Lines of data
------------------------------------

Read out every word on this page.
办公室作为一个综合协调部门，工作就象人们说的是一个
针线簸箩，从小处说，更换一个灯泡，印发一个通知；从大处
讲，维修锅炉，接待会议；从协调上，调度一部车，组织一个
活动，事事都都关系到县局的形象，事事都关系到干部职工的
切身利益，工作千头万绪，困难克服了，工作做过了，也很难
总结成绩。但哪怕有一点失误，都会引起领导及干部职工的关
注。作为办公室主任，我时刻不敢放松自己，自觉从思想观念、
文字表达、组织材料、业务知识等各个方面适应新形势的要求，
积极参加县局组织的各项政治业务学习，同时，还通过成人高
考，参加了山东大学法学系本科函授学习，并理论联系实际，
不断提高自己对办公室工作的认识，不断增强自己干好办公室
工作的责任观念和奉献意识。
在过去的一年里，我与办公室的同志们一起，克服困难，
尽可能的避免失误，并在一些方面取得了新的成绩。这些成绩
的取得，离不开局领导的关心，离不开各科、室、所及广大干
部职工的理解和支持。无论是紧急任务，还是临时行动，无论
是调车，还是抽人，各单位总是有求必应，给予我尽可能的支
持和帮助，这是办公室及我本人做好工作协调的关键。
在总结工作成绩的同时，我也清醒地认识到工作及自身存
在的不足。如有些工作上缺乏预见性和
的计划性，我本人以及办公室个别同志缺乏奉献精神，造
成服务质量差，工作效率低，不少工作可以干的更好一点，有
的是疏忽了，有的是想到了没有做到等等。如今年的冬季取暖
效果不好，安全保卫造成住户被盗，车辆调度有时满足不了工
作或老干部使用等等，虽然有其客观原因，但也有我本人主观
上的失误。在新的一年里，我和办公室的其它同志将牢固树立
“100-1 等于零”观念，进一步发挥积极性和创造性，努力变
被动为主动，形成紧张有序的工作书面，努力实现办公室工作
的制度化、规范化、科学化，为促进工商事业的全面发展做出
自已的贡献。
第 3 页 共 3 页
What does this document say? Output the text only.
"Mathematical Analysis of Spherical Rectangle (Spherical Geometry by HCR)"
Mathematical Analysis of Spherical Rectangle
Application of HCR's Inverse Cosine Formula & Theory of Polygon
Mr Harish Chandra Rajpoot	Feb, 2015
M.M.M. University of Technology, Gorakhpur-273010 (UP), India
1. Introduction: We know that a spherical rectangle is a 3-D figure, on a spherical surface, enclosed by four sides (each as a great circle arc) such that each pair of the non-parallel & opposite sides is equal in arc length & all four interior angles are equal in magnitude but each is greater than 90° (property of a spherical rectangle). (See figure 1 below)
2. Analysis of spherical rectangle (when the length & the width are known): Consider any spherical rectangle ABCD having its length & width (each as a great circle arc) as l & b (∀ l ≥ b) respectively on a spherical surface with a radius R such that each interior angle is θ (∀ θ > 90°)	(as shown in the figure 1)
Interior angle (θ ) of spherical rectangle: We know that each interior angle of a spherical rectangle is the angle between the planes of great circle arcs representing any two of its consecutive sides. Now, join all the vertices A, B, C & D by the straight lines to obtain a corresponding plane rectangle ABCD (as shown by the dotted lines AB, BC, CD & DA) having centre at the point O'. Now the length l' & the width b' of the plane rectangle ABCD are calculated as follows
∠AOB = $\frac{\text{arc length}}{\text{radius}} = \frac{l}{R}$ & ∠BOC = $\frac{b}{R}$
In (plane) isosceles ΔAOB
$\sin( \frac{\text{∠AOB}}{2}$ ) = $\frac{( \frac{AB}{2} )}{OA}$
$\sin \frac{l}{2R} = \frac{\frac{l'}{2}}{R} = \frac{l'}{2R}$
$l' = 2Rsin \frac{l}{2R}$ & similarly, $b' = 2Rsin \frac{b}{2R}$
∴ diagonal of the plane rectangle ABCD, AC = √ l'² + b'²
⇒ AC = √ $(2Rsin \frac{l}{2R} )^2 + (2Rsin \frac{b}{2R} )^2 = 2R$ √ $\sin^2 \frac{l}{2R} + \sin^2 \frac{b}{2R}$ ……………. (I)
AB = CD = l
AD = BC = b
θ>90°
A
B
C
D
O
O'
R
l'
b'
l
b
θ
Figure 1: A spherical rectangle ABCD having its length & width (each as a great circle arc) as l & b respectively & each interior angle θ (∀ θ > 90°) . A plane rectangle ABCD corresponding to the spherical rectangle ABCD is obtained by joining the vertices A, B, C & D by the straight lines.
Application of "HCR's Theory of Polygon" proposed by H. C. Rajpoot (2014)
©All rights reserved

------------------------------------

Directions >> Without leaving anything out, quote all the data.

Result of the exercise >>
Read out every word on this page.
办公室作为一个综合协调部门，工作就象人们说的是一个
针线簸箩，从小处说，更换一个灯泡，印发一个通知；从大处
讲，维修锅炉，接待会议；从协调上，调度一部车，组织一个
活动，事事都都关系到县局的形象，事事都关系到干部职工的
切身利益，工作千头万绪，困难克服了，工作做过了，也很难
总结成绩。但哪怕有一点失误，都会引起领导及干部职工的关
注。作为办公室主任，我时刻不敢放松自己，自觉从思想观念、
文字表达、组织材料、业务知识等各个方面适应新形势的要求，
积极参加县局组织的各项政治业务学习，同时，还通过成人高
考，参加了山东大学法学系本科函授学习，并理论联系实际，
不断提高自己对办公室工作的认识，不断增强自己干好办公室
工作的责任观念和奉献意识。
在过去的一年里，我与办公室的同志们一起，克服困难，
尽可能的避免失误，并在一些方面取得了新的成绩。这些成绩
的取得，离不开局领导的关心，离不开各科、室、所及广大干
部职工的理解和支持。无论是紧急任务，还是临时行动，无论
是调车，还是抽人，各单位总是有求必应，给予我尽可能的支
持和帮助，这是办公室及我本人做好工作协调的关键。
在总结工作成绩的同时，我也清醒地认识到工作及自身存
在的不足。如有些工作上缺乏预见性和
的计划性，我本人以及办公室个别同志缺乏奉献精神，造
成服务质量差，工作效率低，不少工作可以干的更好一点，有
的是疏忽了，有的是想到了没有做到等等。如今年的冬季取暖
效果不好，安全保卫造成住户被盗，车辆调度有时满足不了工
作或老干部使用等等，虽然有其客观原因，但也有我本人主观
上的失误。在新的一年里，我和办公室的其它同志将牢固树立
“100-1 等于零”观念，进一步发挥积极性和创造性，努力变
被动为主动，形成紧张有序的工作书面，努力实现办公室工作
的制度化、规范化、科学化，为促进工商事业的全面发展做出
自已的贡献。
第 3 页 共 3 页
What does this document say? Output the text only.
"Mathematical Analysis of Spherical Rectangle (Spherical Geometry by HCR)"
Mathematical Analysis of Spherical Rectangle
Application of HCR's Inverse Cosine Formula & Theory of Polygon
Mr Harish Chandra Rajpoot	Feb, 2015
M.M.M. University of Technology, Gorakhpur-273010 (UP), India
1. Introduction: We know that a spherical rectangle is a 3-D figure, on a spherical surface, enclosed by four sides (each as a great circle arc) such that each pair of the non-parallel & opposite sides is equal in arc length & all four interior angles are equal in magnitude but each is greater than 90° (property of a spherical rectangle). (See figure 1 below)
2. Analysis of spherical rectangle (when the length & the width are known): Consider any spherical rectangle ABCD having its length & width (each as a great circle arc) as l & b (∀ l ≥ b) respectively on a spherical surface with a radius R such that each interior angle is θ (∀ θ > 90°)	(as shown in the figure 1)
Interior angle (θ ) of spherical rectangle: We know that each interior angle of a spherical rectangle is the angle between the planes of great circle arcs representing any two of its consecutive sides. Now, join all the vertices A, B, C & D by the straight lines to obtain a corresponding plane rectangle ABCD (as shown by the dotted lines AB, BC, CD & DA) having centre at the point O'. Now the length l' & the width b' of the plane rectangle ABCD are calculated as follows
∠AOB = $\frac{\text{arc length}}{\text{radius}} = \frac{l}{R}$ & ∠BOC = $\frac{b}{R}$
In (plane) isosceles ΔAOB
$\sin( \frac{\text{∠AOB}}{2}$ ) = $\frac{( \frac{AB}{2} )}{OA}$
$\sin \frac{l}{2R} = \frac{\frac{l'}{2}}{R} = \frac{l'}{2R}$
$l' = 2Rsin \frac{l}{2R}$ & similarly, $b' = 2Rsin \frac{b}{2R}$
∴ diagonal of the plane rectangle ABCD, AC = √ l'² + b'²
⇒ AC = √ $(2Rsin \frac{l}{2R} )^2 + (2Rsin \frac{b}{2R} )^2 = 2R$ √ $\sin^2 \frac{l}{2R} + \sin^2 \frac{b}{2R}$ ……………. (I)
AB = CD = l
AD = BC = b
θ>90°
A
B
C
D
O
O'
R
l'
b'
l
b
θ
Figure 1: A spherical rectangle ABCD having its length & width (each as a great circle arc) as l & b respectively & each interior angle θ (∀ θ > 90°) . A plane rectangle ABCD corresponding to the spherical rectangle ABCD is obtained by joining the vertices A, B, C & D by the straight lines.
Application of "HCR's Theory of Polygon" proposed by H. C. Rajpoot (2014)
©All rights reserved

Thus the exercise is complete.